[Data records]
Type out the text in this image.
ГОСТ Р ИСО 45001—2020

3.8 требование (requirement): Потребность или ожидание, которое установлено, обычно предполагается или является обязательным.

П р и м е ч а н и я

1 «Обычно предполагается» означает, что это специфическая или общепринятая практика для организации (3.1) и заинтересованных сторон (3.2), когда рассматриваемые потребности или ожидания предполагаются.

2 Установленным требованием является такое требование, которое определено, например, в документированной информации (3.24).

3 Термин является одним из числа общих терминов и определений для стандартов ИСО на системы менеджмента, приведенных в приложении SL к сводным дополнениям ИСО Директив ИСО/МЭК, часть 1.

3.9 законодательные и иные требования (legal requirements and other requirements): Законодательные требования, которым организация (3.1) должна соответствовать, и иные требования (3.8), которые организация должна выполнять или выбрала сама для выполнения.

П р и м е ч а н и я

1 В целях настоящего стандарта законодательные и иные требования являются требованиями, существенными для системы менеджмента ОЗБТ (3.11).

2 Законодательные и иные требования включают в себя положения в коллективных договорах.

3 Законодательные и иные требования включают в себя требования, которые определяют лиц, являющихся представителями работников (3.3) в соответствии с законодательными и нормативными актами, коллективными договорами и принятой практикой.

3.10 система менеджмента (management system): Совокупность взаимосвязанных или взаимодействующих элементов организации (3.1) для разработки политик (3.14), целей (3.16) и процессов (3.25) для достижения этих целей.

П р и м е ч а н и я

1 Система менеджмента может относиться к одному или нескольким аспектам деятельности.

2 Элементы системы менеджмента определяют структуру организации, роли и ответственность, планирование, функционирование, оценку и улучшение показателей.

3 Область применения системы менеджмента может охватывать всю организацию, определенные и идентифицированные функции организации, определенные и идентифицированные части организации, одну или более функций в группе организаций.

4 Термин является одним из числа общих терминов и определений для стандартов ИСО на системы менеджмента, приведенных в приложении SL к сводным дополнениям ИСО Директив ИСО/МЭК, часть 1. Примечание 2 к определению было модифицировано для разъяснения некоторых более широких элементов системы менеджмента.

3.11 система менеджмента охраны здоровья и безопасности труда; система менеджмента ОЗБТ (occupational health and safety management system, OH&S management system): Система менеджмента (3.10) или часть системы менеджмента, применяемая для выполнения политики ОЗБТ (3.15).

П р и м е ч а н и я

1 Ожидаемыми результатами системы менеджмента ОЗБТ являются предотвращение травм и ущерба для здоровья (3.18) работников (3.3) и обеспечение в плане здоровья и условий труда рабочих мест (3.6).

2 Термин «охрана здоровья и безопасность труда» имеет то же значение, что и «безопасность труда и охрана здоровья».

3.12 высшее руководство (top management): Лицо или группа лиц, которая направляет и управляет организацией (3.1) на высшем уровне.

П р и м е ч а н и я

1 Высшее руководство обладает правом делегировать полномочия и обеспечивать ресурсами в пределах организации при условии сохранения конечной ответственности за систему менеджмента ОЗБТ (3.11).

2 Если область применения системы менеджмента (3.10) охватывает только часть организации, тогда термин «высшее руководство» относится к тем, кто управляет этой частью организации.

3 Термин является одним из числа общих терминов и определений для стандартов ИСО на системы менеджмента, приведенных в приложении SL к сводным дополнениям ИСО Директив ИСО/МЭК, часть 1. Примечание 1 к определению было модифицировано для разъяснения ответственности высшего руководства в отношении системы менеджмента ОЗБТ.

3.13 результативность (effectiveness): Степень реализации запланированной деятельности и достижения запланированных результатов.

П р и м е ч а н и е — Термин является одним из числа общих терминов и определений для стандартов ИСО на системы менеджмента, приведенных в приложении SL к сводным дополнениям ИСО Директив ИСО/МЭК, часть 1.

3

__WORK TO COMPLETE__.
Write out every record verbatim.

__RESPONSE__.
Type out the text in this image.
ГОСТ Р ИСО 45001—2020

3.8 требование (requirement): Потребность или ожидание, которое установлено, обычно предполагается или является обязательным.

П р и м е ч а н и я

1 «Обычно предполагается» означает, что это специфическая или общепринятая практика для организации (3.1) и заинтересованных сторон (3.2), когда рассматриваемые потребности или ожидания предполагаются.

2 Установленным требованием является такое требование, которое определено, например, в документированной информации (3.24).

3 Термин является одним из числа общих терминов и определений для стандартов ИСО на системы менеджмента, приведенных в приложении SL к сводным дополнениям ИСО Директив ИСО/МЭК, часть 1.

3.9 законодательные и иные требования (legal requirements and other requirements): Законодательные требования, которым организация (3.1) должна соответствовать, и иные требования (3.8), которые организация должна выполнять или выбрала сама для выполнения.

П р и м е ч а н и я

1 В целях настоящего стандарта законодательные и иные требования являются требованиями, существенными для системы менеджмента ОЗБТ (3.11).

2 Законодательные и иные требования включают в себя положения в коллективных договорах.

3 Законодательные и иные требования включают в себя требования, которые определяют лиц, являющихся представителями работников (3.3) в соответствии с законодательными и нормативными актами, коллективными договорами и принятой практикой.

3.10 система менеджмента (management system): Совокупность взаимосвязанных или взаимодействующих элементов организации (3.1) для разработки политик (3.14), целей (3.16) и процессов (3.25) для достижения этих целей.

П р и м е ч а н и я

1 Система менеджмента может относиться к одному или нескольким аспектам деятельности.

2 Элементы системы менеджмента определяют структуру организации, роли и ответственность, планирование, функционирование, оценку и улучшение показателей.

3 Область применения системы менеджмента может охватывать всю организацию, определенные и идентифицированные функции организации, определенные и идентифицированные части организации, одну или более функций в группе организаций.

4 Термин является одним из числа общих терминов и определений для стандартов ИСО на системы менеджмента, приведенных в приложении SL к сводным дополнениям ИСО Директив ИСО/МЭК, часть 1. Примечание 2 к определению было модифицировано для разъяснения некоторых более широких элементов системы менеджмента.

3.11 система менеджмента охраны здоровья и безопасности труда; система менеджмента ОЗБТ (occupational health and safety management system, OH&S management system): Система менеджмента (3.10) или часть системы менеджмента, применяемая для выполнения политики ОЗБТ (3.15).

П р и м е ч а н и я

1 Ожидаемыми результатами системы менеджмента ОЗБТ являются предотвращение травм и ущерба для здоровья (3.18) работников (3.3) и обеспечение в плане здоровья и условий труда рабочих мест (3.6).

2 Термин «охрана здоровья и безопасность труда» имеет то же значение, что и «безопасность труда и охрана здоровья».

3.12 высшее руководство (top management): Лицо или группа лиц, которая направляет и управляет организацией (3.1) на высшем уровне.

П р и м е ч а н и я

1 Высшее руководство обладает правом делегировать полномочия и обеспечивать ресурсами в пределах организации при условии сохранения конечной ответственности за систему менеджмента ОЗБТ (3.11).

2 Если область применения системы менеджмента (3.10) охватывает только часть организации, тогда термин «высшее руководство» относится к тем, кто управляет этой частью организации.

3 Термин является одним из числа общих терминов и определений для стандартов ИСО на системы менеджмента, приведенных в приложении SL к сводным дополнениям ИСО Директив ИСО/МЭК, часть 1. Примечание 1 к определению было модифицировано для разъяснения ответственности высшего руководства в отношении системы менеджмента ОЗБТ.

3.13 результативность (effectiveness): Степень реализации запланированной деятельности и достижения запланированных результатов.

П р и м е ч а н и е — Термин является одним из числа общих терминов и определений для стандартов ИСО на системы менеджмента, приведенных в приложении SL к сводным дополнениям ИСО Директив ИСО/МЭК, часть 1.

3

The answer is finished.